YOUR INSTRUCTIONS
Pick out and copy every row below that contains the word "Training", matching case exactly.

DATA FOR THIS EXERCISE
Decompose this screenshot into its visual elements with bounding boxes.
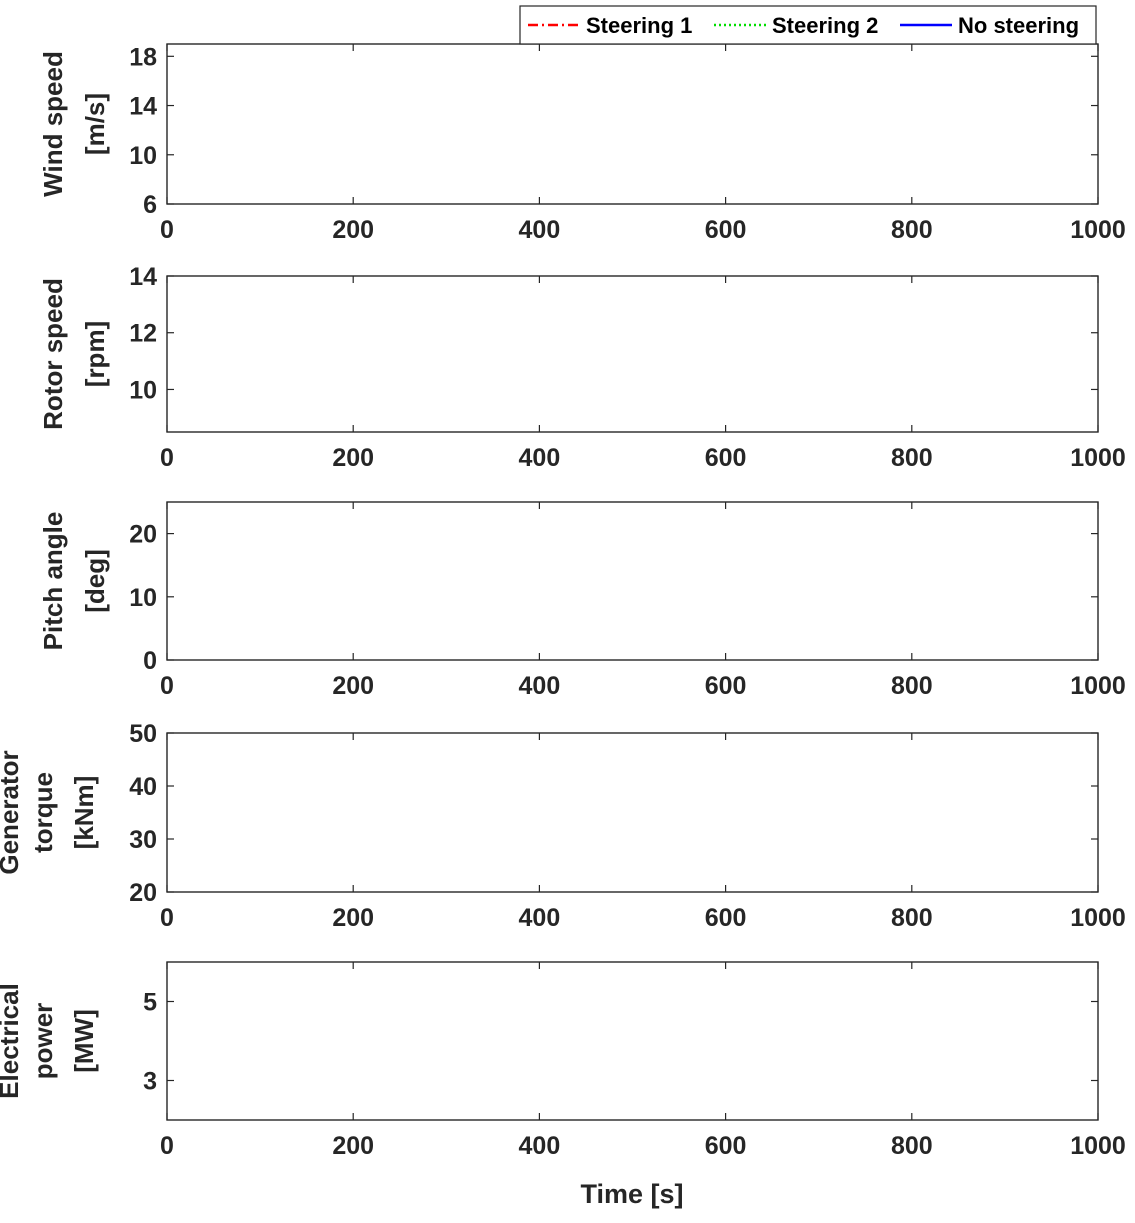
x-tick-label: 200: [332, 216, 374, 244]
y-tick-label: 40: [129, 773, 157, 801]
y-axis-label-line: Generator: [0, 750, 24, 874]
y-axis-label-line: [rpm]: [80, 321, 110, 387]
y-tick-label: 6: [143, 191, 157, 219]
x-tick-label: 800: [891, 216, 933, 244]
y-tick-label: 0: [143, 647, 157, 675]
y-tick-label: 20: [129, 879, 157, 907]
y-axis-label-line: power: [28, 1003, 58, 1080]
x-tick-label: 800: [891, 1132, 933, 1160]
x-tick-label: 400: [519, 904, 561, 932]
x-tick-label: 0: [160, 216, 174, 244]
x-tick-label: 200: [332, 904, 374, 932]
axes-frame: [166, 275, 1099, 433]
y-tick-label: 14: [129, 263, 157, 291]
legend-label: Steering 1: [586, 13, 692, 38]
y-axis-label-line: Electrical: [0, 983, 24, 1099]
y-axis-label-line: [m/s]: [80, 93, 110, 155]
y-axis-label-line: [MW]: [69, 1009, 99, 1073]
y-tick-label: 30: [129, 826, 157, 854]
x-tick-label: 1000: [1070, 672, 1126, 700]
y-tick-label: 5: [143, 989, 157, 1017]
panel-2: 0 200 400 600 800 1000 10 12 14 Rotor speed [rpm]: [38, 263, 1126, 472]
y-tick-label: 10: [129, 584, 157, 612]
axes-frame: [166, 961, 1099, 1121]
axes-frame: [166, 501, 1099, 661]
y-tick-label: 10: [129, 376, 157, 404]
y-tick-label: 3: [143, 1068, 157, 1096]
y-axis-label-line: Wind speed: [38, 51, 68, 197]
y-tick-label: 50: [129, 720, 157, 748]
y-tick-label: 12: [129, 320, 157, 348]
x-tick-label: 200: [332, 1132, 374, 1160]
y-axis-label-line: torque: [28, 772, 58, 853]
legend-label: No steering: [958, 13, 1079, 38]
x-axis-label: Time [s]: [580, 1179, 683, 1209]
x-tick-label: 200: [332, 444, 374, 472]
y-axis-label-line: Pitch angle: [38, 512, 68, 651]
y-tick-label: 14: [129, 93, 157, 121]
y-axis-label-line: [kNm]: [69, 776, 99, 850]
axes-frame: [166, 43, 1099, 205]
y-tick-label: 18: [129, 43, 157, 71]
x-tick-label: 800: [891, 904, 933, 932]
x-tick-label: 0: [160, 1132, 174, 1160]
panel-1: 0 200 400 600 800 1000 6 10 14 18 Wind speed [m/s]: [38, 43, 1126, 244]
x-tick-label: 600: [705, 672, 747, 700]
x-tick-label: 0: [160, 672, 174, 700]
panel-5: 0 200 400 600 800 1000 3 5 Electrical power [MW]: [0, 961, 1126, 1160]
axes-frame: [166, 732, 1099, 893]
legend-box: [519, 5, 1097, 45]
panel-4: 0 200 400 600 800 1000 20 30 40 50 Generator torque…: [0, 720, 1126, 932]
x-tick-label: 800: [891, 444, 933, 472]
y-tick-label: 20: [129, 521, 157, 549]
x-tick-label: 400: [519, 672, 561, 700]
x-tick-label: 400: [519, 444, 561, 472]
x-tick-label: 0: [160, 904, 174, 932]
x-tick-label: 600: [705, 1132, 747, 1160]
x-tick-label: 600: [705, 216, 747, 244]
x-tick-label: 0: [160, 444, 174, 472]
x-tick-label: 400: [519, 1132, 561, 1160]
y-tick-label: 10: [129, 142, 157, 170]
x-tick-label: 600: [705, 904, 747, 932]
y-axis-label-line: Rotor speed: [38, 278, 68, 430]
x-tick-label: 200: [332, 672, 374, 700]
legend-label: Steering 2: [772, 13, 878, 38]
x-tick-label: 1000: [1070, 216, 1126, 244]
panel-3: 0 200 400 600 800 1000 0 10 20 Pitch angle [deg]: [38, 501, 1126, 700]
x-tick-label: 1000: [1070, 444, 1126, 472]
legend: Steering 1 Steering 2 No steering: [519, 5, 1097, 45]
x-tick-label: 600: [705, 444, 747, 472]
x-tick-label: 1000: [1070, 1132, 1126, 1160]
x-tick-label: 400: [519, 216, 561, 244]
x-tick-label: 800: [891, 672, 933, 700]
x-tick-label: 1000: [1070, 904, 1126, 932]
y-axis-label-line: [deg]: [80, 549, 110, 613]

==

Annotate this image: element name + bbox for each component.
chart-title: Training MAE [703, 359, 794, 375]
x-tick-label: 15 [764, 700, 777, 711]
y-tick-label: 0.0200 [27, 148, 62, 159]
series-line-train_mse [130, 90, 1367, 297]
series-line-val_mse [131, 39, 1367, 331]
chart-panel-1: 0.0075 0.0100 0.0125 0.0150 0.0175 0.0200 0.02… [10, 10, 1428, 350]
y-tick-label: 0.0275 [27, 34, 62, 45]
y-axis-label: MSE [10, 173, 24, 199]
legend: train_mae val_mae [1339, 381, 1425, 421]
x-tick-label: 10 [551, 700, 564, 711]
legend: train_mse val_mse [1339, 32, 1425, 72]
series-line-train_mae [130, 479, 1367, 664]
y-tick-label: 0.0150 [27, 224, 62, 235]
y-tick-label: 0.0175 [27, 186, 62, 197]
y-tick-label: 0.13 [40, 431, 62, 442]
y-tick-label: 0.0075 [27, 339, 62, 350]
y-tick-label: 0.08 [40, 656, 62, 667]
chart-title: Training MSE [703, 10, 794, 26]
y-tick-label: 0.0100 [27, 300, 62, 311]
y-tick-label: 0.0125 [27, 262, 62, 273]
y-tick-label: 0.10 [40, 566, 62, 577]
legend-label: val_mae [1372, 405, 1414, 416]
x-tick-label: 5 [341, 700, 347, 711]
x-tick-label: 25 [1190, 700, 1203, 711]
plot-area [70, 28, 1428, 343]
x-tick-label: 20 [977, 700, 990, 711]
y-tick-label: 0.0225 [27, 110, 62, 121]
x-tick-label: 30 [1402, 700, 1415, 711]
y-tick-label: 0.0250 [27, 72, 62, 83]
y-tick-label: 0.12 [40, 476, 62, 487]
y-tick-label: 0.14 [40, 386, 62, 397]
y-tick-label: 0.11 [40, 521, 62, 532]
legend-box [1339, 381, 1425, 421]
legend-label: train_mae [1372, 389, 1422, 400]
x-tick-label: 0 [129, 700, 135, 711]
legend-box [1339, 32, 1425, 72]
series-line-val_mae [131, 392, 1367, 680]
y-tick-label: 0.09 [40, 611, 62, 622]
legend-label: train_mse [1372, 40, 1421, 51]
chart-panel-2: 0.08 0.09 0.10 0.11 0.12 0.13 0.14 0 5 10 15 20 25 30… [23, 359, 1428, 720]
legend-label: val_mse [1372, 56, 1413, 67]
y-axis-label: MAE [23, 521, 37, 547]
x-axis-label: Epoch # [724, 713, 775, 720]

--

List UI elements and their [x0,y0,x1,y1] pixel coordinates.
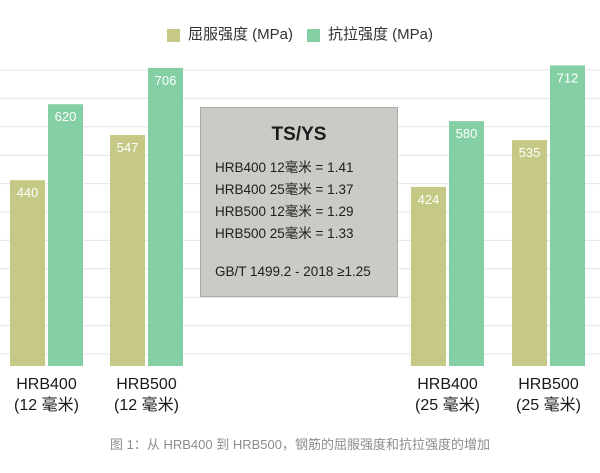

SOLVED PROBLEM
chart-title: Training MAE [703, 359, 794, 375]
chart-title: Training MSE [703, 10, 794, 26]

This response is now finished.